→ TASK DIRECTIONS: Which lines below hold the word "green"? Report each one.

Stored dataset items
**********
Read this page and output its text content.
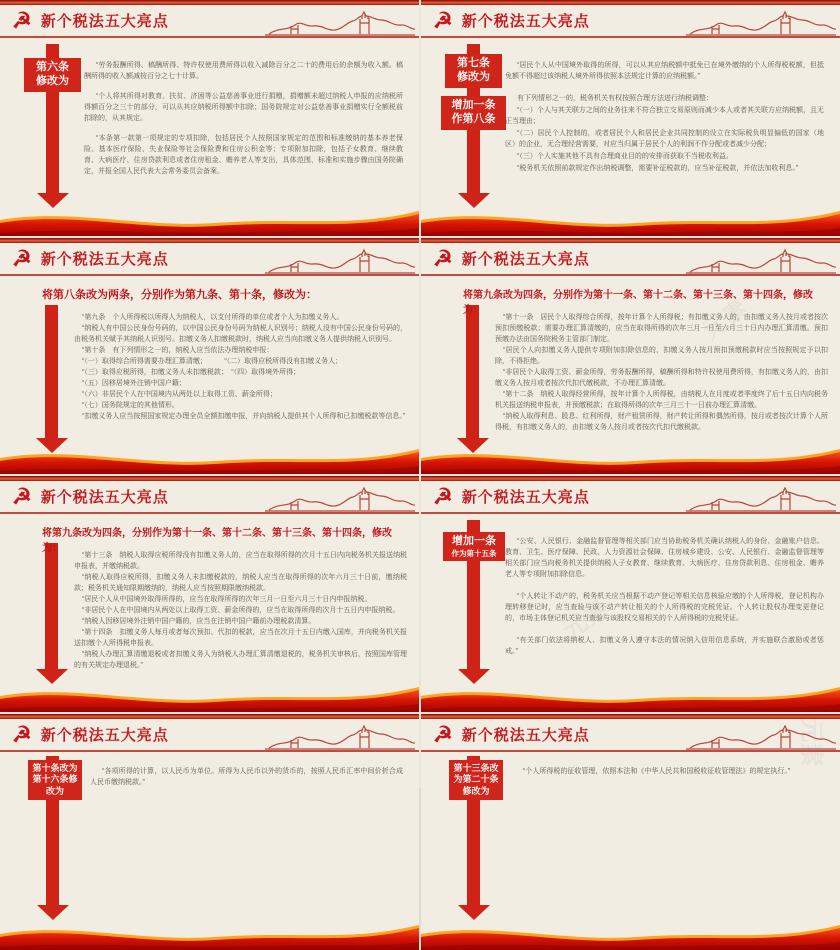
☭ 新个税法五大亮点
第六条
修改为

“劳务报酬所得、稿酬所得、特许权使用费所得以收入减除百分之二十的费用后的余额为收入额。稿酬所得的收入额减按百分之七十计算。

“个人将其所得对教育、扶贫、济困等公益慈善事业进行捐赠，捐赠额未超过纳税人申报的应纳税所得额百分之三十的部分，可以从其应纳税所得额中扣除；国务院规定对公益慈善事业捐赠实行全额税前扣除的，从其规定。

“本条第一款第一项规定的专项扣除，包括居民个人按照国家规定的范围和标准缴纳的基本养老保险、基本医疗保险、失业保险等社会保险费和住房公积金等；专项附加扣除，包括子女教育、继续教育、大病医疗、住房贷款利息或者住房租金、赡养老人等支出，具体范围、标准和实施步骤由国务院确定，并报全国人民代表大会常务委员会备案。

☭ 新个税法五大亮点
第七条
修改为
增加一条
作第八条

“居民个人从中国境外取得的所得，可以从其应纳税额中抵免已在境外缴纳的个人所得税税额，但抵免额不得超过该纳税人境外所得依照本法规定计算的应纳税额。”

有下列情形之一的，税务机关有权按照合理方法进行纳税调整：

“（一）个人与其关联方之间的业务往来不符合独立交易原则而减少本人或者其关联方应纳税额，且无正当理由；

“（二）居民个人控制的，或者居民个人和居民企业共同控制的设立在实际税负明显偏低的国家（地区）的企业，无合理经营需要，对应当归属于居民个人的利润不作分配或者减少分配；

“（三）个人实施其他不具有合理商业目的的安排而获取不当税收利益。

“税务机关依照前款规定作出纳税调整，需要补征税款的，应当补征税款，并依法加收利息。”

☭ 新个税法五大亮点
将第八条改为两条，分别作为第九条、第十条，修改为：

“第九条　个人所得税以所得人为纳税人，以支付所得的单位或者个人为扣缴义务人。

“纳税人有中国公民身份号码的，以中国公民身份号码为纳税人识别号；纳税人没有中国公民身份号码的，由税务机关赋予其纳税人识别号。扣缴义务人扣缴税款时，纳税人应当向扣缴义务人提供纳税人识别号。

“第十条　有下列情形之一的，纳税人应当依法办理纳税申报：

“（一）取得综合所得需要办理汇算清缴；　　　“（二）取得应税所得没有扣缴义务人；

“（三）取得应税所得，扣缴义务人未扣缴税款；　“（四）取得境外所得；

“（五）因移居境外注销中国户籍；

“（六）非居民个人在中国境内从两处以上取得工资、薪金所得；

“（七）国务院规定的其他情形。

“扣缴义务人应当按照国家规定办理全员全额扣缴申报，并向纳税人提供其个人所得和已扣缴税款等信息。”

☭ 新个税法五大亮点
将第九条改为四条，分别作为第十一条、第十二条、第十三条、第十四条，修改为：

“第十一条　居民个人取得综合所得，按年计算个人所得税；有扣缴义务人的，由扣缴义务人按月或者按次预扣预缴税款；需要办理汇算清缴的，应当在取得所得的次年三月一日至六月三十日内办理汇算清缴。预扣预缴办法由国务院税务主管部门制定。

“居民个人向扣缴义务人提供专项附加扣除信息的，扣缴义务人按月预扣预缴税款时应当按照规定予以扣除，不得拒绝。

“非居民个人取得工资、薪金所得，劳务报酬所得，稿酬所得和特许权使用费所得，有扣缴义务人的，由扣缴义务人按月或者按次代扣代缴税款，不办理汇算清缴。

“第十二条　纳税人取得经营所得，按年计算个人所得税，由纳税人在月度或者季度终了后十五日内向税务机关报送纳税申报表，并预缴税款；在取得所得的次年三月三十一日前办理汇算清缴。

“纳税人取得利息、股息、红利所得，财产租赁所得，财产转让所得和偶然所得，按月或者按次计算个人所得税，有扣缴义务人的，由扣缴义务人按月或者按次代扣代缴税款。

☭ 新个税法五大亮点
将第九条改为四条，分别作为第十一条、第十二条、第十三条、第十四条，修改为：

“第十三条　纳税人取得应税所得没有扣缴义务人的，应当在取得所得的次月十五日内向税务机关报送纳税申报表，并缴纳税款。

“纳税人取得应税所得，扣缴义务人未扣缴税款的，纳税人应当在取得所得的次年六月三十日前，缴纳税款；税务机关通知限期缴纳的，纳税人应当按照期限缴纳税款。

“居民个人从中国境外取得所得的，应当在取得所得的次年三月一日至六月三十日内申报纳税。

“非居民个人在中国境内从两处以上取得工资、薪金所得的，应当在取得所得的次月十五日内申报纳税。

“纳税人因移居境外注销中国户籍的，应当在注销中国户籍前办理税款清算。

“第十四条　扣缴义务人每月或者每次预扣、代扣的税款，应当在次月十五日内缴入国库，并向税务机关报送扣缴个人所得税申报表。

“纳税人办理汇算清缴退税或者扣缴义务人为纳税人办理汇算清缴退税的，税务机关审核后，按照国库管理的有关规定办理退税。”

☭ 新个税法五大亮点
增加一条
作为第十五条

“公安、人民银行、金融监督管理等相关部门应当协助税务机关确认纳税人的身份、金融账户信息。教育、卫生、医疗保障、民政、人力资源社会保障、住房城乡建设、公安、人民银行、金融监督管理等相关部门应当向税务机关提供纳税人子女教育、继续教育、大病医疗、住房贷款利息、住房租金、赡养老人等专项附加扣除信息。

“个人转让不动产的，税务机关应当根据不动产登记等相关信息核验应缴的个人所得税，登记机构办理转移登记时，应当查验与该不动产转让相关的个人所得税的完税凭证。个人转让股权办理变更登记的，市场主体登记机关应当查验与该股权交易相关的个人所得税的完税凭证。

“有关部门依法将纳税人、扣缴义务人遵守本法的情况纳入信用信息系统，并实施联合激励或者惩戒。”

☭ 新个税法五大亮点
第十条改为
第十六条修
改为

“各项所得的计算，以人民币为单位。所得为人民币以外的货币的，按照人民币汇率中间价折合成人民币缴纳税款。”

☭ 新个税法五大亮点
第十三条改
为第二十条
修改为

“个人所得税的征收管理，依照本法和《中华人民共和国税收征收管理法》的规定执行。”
**********
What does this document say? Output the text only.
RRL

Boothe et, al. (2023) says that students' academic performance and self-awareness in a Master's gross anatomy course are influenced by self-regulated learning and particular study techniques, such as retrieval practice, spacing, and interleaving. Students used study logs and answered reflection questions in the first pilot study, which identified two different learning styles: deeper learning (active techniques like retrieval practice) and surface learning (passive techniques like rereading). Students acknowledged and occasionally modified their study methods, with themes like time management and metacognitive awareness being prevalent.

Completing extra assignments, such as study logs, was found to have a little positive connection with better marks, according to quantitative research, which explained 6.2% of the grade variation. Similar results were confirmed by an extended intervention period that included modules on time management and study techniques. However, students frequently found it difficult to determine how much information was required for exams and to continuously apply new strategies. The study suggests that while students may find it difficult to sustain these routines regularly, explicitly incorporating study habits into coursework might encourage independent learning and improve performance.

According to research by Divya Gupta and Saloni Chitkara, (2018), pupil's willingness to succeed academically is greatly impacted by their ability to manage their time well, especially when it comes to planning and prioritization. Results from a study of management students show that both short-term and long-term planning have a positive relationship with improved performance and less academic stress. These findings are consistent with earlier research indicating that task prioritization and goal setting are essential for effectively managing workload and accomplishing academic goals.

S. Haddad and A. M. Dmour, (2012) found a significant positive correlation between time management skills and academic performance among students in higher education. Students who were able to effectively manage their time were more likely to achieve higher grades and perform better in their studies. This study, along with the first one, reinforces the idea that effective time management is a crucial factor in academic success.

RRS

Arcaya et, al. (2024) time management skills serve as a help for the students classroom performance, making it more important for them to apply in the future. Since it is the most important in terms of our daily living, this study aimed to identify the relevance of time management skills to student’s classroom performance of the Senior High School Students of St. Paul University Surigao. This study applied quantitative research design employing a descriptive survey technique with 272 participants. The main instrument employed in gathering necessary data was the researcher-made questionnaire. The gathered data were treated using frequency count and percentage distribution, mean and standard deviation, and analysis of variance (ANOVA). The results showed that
**********
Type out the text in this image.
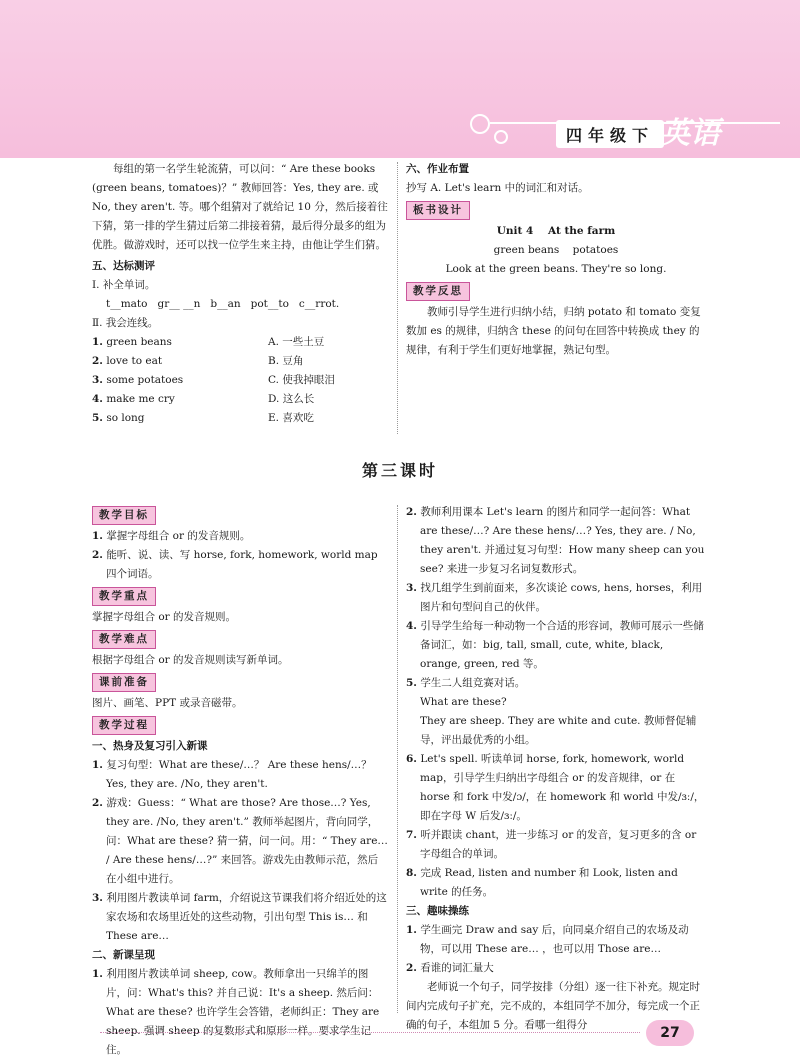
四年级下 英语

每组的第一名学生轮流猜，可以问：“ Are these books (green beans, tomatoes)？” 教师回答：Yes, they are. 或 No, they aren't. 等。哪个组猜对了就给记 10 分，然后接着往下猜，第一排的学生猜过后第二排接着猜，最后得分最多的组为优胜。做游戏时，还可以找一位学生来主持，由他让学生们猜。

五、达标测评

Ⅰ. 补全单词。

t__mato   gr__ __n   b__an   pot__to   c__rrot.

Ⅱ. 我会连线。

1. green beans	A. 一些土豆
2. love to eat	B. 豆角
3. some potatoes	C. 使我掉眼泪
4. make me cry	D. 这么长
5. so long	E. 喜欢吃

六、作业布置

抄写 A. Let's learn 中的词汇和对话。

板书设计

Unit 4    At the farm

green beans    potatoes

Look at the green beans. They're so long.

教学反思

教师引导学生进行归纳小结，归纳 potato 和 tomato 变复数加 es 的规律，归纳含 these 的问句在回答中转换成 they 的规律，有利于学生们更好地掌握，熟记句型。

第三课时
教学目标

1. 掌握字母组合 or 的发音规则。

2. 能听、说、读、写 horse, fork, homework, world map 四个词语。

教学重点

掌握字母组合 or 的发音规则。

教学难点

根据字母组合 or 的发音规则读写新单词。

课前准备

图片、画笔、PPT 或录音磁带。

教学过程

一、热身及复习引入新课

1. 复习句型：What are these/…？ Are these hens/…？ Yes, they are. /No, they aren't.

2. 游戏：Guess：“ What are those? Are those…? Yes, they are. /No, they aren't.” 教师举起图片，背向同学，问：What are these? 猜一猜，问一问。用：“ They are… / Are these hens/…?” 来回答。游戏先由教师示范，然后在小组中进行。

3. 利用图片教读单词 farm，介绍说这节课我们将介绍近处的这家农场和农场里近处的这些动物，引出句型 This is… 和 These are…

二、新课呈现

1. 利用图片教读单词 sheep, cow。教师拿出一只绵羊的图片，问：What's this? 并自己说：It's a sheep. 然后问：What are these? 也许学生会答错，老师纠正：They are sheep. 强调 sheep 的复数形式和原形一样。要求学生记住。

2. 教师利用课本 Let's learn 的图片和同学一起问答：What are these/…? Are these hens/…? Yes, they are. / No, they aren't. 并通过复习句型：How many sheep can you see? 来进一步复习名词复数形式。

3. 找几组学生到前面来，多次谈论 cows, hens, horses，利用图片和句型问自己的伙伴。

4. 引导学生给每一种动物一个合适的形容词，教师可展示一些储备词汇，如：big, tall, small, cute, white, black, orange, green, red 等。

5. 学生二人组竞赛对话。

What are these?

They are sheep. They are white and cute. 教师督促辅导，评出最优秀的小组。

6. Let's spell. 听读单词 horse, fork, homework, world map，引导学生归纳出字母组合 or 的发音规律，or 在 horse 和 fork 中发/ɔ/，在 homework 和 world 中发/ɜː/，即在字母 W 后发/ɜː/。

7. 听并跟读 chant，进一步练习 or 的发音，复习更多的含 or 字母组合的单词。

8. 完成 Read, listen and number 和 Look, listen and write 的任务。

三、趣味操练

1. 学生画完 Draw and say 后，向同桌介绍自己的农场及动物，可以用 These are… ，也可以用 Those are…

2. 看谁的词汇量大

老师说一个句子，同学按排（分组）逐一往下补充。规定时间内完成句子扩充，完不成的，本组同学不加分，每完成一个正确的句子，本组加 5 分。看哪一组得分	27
**********
→ CORRECT RESULT:
每组的第一名学生轮流猜，可以问：“ Are these books (green beans, tomatoes)？” 教师回答：Yes, they are. 或 No, they aren't. 等。哪个组猜对了就给记 10 分，然后接着往下猜，第一排的学生猜过后第二排接着猜，最后得分最多的组为优胜。做游戏时，还可以找一位学生来主持，由他让学生们猜。
1. green beans	A. 一些土豆
green beans    potatoes
Look at the green beans. They're so long.
4. 引导学生给每一种动物一个合适的形容词，教师可展示一些储备词汇，如：big, tall, small, cute, white, black, orange, green, red 等。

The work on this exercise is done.